— START Information shown —
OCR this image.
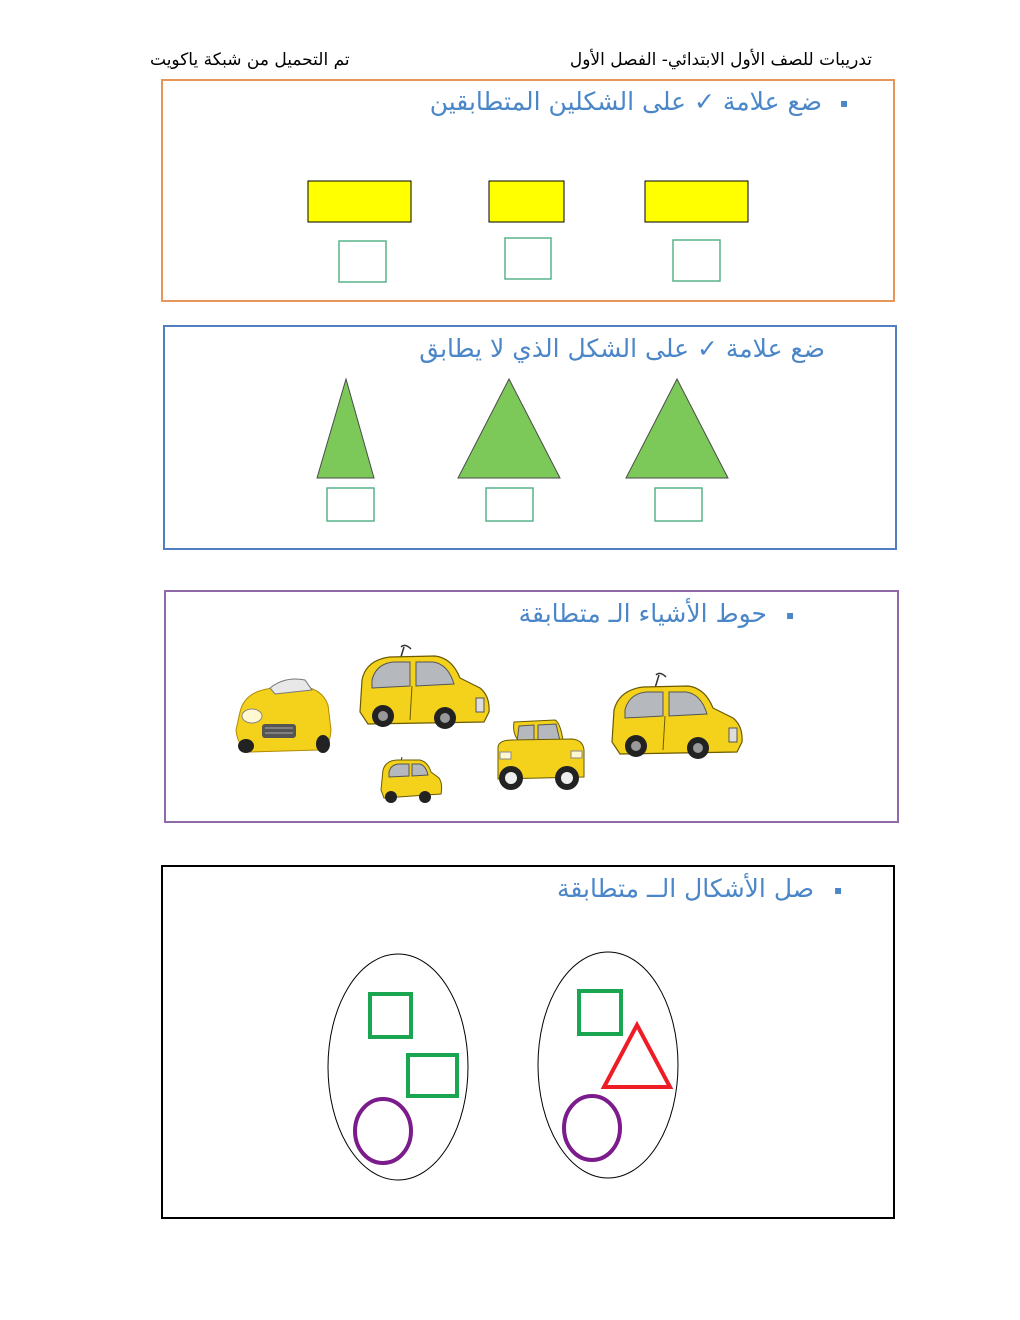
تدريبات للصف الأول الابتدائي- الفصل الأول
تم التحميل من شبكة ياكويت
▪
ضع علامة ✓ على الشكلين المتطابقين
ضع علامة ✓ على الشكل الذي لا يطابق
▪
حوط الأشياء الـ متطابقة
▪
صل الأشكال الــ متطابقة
— END Information shown —
*Stated exercise*.
Copy out every line from the data above that has "متطابقة" in it.

*Answer to this task*.
حوط الأشياء الـ متطابقة
صل الأشكال الــ متطابقة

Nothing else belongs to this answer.